• WRITTEN PROBLEM: The listing below should be copied in full, word for word.

• RECORDS:
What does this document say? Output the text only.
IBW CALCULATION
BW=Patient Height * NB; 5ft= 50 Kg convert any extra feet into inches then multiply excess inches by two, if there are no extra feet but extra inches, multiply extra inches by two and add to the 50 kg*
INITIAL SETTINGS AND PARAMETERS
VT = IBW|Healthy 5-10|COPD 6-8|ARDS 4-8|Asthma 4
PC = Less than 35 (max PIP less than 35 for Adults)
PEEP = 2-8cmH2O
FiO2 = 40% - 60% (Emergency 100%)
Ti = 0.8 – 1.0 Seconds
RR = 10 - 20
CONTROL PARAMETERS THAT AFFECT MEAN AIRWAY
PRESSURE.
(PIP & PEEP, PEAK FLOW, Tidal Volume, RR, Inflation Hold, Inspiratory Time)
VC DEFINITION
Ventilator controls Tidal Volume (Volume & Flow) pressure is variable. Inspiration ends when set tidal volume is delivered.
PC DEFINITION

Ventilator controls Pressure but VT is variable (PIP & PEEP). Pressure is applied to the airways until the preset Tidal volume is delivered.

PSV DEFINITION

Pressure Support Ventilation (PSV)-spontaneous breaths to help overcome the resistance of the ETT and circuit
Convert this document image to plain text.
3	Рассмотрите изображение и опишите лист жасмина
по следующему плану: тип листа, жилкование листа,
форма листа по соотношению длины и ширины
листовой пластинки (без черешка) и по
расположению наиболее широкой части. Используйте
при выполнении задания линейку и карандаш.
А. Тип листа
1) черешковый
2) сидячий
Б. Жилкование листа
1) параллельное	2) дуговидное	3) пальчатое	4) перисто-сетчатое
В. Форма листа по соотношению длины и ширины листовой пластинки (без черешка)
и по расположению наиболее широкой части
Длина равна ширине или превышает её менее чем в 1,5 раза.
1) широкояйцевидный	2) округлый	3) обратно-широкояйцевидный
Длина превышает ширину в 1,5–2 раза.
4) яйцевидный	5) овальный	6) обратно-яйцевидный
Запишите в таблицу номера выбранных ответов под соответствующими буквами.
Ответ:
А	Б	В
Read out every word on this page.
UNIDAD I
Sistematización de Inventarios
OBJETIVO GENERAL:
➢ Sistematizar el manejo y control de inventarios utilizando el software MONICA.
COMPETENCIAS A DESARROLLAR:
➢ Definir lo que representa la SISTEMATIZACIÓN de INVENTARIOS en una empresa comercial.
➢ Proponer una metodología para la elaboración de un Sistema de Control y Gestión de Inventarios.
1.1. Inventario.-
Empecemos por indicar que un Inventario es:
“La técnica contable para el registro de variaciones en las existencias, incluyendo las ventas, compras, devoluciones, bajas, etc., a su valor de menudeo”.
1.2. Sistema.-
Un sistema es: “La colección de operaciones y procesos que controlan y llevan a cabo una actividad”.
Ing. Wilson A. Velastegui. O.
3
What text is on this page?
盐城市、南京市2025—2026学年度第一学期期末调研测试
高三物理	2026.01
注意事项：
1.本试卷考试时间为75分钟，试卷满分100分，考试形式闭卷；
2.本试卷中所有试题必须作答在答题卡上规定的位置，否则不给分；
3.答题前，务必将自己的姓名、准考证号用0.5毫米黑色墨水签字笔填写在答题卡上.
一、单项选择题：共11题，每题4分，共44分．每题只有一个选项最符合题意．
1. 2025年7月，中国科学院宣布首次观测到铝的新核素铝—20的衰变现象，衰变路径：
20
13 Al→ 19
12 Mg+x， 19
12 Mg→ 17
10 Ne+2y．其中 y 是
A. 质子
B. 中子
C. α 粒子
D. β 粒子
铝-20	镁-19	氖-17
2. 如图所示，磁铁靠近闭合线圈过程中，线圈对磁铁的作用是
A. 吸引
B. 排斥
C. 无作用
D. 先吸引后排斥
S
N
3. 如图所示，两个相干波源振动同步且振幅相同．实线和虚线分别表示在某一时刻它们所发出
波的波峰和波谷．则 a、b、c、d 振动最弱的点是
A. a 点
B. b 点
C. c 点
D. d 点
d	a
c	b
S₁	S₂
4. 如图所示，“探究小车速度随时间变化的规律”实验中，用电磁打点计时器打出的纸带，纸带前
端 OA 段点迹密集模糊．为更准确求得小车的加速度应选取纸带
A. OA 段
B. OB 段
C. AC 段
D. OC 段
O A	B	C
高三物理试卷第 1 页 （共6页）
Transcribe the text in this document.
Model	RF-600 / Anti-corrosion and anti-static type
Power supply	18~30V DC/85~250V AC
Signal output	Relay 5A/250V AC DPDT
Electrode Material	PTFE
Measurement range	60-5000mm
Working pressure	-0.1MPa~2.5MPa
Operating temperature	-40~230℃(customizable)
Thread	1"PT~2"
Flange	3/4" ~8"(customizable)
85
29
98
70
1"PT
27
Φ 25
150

• FINISHED EXERCISE:
What does this document say? Output the text only.
IBW CALCULATION
BW=Patient Height * NB; 5ft= 50 Kg convert any extra feet into inches then multiply excess inches by two, if there are no extra feet but extra inches, multiply extra inches by two and add to the 50 kg*
INITIAL SETTINGS AND PARAMETERS
VT = IBW|Healthy 5-10|COPD 6-8|ARDS 4-8|Asthma 4
PC = Less than 35 (max PIP less than 35 for Adults)
PEEP = 2-8cmH2O
FiO2 = 40% - 60% (Emergency 100%)
Ti = 0.8 – 1.0 Seconds
RR = 10 - 20
CONTROL PARAMETERS THAT AFFECT MEAN AIRWAY
PRESSURE.
(PIP & PEEP, PEAK FLOW, Tidal Volume, RR, Inflation Hold, Inspiratory Time)
VC DEFINITION
Ventilator controls Tidal Volume (Volume & Flow) pressure is variable. Inspiration ends when set tidal volume is delivered.
PC DEFINITION

Ventilator controls Pressure but VT is variable (PIP & PEEP). Pressure is applied to the airways until the preset Tidal volume is delivered.

PSV DEFINITION

Pressure Support Ventilation (PSV)-spontaneous breaths to help overcome the resistance of the ETT and circuit
Convert this document image to plain text.
3	Рассмотрите изображение и опишите лист жасмина
по следующему плану: тип листа, жилкование листа,
форма листа по соотношению длины и ширины
листовой пластинки (без черешка) и по
расположению наиболее широкой части. Используйте
при выполнении задания линейку и карандаш.
А. Тип листа
1) черешковый
2) сидячий
Б. Жилкование листа
1) параллельное	2) дуговидное	3) пальчатое	4) перисто-сетчатое
В. Форма листа по соотношению длины и ширины листовой пластинки (без черешка)
и по расположению наиболее широкой части
Длина равна ширине или превышает её менее чем в 1,5 раза.
1) широкояйцевидный	2) округлый	3) обратно-широкояйцевидный
Длина превышает ширину в 1,5–2 раза.
4) яйцевидный	5) овальный	6) обратно-яйцевидный
Запишите в таблицу номера выбранных ответов под соответствующими буквами.
Ответ:
А	Б	В
Read out every word on this page.
UNIDAD I
Sistematización de Inventarios
OBJETIVO GENERAL:
➢ Sistematizar el manejo y control de inventarios utilizando el software MONICA.
COMPETENCIAS A DESARROLLAR:
➢ Definir lo que representa la SISTEMATIZACIÓN de INVENTARIOS en una empresa comercial.
➢ Proponer una metodología para la elaboración de un Sistema de Control y Gestión de Inventarios.
1.1. Inventario.-
Empecemos por indicar que un Inventario es:
“La técnica contable para el registro de variaciones en las existencias, incluyendo las ventas, compras, devoluciones, bajas, etc., a su valor de menudeo”.
1.2. Sistema.-
Un sistema es: “La colección de operaciones y procesos que controlan y llevan a cabo una actividad”.
Ing. Wilson A. Velastegui. O.
3
What text is on this page?
盐城市、南京市2025—2026学年度第一学期期末调研测试
高三物理	2026.01
注意事项：
1.本试卷考试时间为75分钟，试卷满分100分，考试形式闭卷；
2.本试卷中所有试题必须作答在答题卡上规定的位置，否则不给分；
3.答题前，务必将自己的姓名、准考证号用0.5毫米黑色墨水签字笔填写在答题卡上.
一、单项选择题：共11题，每题4分，共44分．每题只有一个选项最符合题意．
1. 2025年7月，中国科学院宣布首次观测到铝的新核素铝—20的衰变现象，衰变路径：
20
13 Al→ 19
12 Mg+x， 19
12 Mg→ 17
10 Ne+2y．其中 y 是
A. 质子
B. 中子
C. α 粒子
D. β 粒子
铝-20	镁-19	氖-17
2. 如图所示，磁铁靠近闭合线圈过程中，线圈对磁铁的作用是
A. 吸引
B. 排斥
C. 无作用
D. 先吸引后排斥
S
N
3. 如图所示，两个相干波源振动同步且振幅相同．实线和虚线分别表示在某一时刻它们所发出
波的波峰和波谷．则 a、b、c、d 振动最弱的点是
A. a 点
B. b 点
C. c 点
D. d 点
d	a
c	b
S₁	S₂
4. 如图所示，“探究小车速度随时间变化的规律”实验中，用电磁打点计时器打出的纸带，纸带前
端 OA 段点迹密集模糊．为更准确求得小车的加速度应选取纸带
A. OA 段
B. OB 段
C. AC 段
D. OC 段
O A	B	C
高三物理试卷第 1 页 （共6页）
Transcribe the text in this document.
Model	RF-600 / Anti-corrosion and anti-static type
Power supply	18~30V DC/85~250V AC
Signal output	Relay 5A/250V AC DPDT
Electrode Material	PTFE
Measurement range	60-5000mm
Working pressure	-0.1MPa~2.5MPa
Operating temperature	-40~230℃(customizable)
Thread	1"PT~2"
Flange	3/4" ~8"(customizable)
85
29
98
70
1"PT
27
Φ 25
150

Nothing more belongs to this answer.